[To be done]
Count every line below that contains "more", then state the total with no other output.

** START OF Provided material **

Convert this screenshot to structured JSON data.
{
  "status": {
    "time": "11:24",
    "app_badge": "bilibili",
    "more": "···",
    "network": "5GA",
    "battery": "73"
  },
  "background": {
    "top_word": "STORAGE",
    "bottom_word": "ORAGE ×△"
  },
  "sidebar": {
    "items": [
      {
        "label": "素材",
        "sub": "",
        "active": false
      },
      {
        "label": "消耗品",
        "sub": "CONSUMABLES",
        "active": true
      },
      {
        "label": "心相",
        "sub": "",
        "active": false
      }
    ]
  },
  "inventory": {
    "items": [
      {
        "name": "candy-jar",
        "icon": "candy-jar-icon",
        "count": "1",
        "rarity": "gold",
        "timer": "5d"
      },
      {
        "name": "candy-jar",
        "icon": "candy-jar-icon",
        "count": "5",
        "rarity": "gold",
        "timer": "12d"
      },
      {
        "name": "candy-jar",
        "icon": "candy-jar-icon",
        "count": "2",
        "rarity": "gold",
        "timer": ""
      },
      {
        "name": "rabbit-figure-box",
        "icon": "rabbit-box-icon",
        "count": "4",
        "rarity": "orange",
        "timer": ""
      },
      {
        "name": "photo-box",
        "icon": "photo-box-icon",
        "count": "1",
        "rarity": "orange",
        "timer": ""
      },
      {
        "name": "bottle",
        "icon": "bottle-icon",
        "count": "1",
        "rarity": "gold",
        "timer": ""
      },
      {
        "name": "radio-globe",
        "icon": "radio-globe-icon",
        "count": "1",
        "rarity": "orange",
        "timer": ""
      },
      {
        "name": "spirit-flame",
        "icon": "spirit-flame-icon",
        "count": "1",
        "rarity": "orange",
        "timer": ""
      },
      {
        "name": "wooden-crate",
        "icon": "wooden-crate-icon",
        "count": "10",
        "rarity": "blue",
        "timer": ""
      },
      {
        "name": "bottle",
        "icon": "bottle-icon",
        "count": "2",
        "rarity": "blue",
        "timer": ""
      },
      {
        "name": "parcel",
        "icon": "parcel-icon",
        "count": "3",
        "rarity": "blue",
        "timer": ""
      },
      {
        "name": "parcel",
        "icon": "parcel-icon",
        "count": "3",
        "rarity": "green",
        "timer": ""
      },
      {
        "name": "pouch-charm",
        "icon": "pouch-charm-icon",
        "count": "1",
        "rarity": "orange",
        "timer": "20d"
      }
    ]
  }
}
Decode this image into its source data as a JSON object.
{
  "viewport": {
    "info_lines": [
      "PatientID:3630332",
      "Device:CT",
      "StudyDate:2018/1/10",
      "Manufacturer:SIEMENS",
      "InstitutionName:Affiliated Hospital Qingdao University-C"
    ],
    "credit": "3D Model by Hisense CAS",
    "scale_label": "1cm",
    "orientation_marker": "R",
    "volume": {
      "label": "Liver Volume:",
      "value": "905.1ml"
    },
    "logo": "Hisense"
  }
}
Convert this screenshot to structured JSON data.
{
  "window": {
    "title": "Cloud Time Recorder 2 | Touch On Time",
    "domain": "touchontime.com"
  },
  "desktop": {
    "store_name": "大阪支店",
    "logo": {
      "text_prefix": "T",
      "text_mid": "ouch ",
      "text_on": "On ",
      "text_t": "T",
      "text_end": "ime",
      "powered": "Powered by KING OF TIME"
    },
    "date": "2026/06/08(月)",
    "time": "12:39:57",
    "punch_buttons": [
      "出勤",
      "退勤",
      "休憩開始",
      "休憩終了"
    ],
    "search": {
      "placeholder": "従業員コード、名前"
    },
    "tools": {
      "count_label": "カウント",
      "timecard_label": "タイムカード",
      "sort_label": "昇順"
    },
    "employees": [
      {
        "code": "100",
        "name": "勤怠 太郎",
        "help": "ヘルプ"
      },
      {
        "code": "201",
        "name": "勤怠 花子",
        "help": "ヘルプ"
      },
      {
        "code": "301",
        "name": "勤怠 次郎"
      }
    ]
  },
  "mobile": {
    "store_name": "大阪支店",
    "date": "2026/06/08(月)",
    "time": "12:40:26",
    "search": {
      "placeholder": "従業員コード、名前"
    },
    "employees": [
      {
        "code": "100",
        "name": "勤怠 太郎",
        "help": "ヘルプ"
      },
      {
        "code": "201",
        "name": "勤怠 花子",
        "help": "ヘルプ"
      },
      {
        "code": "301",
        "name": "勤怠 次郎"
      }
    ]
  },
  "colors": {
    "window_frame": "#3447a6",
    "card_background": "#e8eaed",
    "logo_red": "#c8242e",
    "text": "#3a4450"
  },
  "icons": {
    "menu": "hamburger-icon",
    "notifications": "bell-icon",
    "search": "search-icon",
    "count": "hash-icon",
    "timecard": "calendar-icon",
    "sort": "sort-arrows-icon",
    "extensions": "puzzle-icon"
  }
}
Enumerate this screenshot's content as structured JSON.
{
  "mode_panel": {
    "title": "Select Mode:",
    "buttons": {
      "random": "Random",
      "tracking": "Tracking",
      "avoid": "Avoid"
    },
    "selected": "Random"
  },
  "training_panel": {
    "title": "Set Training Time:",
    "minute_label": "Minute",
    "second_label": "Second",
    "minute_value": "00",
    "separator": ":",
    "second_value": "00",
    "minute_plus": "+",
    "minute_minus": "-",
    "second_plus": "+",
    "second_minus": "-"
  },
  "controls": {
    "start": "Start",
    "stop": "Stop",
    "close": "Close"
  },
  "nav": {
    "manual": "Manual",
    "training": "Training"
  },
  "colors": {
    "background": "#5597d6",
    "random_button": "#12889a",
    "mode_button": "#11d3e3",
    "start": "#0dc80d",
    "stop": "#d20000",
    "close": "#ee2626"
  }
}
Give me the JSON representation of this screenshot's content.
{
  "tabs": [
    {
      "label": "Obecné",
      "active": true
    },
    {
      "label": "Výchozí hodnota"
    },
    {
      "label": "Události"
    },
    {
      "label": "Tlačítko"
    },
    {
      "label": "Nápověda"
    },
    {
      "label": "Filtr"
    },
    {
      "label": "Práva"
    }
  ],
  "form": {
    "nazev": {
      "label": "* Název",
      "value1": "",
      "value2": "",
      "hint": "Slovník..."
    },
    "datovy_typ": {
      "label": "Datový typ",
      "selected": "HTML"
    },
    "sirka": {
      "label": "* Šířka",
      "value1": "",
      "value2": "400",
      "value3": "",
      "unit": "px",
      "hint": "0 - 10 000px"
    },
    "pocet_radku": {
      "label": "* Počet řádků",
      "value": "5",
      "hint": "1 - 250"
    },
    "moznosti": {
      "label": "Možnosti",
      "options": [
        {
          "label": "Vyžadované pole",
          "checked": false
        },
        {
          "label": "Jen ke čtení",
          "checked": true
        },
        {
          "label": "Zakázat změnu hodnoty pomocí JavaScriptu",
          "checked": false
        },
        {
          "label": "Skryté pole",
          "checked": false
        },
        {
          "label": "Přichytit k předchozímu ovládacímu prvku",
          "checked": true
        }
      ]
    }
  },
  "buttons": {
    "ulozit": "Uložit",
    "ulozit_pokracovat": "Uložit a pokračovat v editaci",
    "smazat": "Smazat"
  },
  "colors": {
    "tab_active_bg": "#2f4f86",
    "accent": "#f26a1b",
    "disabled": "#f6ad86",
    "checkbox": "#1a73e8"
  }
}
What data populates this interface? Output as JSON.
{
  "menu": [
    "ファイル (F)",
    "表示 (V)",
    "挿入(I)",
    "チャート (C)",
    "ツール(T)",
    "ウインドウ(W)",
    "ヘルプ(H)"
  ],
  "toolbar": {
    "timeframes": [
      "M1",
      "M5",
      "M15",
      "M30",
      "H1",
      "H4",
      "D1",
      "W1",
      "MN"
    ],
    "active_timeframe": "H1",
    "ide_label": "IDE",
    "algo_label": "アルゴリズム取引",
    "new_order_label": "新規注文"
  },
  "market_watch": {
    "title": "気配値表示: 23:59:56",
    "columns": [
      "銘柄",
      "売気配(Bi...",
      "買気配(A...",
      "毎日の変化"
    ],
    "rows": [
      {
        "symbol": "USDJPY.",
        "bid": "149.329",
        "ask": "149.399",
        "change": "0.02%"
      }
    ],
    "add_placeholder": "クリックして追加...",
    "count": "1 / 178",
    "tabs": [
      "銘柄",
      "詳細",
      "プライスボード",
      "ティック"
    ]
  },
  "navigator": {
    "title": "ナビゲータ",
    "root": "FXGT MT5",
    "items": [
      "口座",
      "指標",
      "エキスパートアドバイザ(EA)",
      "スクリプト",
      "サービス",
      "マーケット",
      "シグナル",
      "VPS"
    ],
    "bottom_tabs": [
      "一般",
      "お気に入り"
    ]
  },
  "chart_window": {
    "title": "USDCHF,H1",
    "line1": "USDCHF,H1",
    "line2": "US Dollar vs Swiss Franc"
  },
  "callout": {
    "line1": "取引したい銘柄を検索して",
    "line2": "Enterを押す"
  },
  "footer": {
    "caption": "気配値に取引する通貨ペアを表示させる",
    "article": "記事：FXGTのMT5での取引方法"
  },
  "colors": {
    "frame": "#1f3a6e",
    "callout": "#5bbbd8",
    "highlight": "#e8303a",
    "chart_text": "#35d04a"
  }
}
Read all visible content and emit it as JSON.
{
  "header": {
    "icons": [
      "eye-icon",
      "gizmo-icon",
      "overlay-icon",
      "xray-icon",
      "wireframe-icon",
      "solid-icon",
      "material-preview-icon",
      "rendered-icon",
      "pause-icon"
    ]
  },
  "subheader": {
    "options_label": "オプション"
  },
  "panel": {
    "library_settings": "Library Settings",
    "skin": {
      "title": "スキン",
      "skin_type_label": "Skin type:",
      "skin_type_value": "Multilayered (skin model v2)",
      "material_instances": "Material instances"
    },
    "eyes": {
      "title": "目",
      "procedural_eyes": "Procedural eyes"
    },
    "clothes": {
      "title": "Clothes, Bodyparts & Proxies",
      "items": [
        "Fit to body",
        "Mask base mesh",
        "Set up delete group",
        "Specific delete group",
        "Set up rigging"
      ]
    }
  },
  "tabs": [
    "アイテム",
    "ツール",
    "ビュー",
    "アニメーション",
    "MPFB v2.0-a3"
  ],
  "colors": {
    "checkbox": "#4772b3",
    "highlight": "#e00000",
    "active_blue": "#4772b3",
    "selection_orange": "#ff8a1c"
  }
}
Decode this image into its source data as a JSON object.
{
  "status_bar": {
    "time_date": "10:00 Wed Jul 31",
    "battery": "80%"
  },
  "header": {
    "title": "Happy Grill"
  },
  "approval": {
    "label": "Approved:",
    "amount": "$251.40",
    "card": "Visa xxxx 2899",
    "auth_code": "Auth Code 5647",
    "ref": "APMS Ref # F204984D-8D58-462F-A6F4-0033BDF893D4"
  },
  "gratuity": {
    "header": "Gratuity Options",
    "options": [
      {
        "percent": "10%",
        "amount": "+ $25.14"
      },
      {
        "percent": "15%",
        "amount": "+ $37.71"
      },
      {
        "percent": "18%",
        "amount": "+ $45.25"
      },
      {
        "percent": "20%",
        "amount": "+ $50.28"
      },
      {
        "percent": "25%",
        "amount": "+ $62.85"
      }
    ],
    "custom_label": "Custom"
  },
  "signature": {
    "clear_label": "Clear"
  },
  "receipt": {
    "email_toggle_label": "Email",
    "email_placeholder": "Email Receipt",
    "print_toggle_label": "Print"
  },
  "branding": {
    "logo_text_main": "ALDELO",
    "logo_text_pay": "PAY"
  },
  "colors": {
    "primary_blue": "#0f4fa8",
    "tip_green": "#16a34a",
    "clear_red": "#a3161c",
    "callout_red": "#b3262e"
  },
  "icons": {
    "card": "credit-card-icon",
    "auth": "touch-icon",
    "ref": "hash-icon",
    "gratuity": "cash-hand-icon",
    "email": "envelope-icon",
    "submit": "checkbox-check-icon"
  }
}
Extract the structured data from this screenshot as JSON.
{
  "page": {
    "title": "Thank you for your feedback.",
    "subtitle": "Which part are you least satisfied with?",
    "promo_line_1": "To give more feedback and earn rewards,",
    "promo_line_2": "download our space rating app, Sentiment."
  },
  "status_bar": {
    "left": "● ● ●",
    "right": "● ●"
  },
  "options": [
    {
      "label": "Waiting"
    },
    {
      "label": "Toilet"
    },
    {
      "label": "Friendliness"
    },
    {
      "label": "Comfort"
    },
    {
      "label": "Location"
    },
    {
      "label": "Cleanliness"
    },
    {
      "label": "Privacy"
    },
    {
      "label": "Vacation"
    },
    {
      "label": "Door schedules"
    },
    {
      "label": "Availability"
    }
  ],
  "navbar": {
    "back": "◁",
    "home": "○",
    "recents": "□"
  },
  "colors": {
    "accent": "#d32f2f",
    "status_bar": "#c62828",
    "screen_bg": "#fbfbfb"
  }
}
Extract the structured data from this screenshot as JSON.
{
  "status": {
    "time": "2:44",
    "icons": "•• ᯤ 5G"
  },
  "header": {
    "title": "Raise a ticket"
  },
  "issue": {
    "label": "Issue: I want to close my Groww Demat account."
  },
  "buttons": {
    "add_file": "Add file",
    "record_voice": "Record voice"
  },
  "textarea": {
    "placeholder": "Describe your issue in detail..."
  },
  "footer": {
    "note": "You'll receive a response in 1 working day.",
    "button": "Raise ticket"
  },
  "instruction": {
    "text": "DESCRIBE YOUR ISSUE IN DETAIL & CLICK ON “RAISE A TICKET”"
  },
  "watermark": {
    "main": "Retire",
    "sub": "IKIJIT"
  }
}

** END OF Provided material **

[Complete answer]
2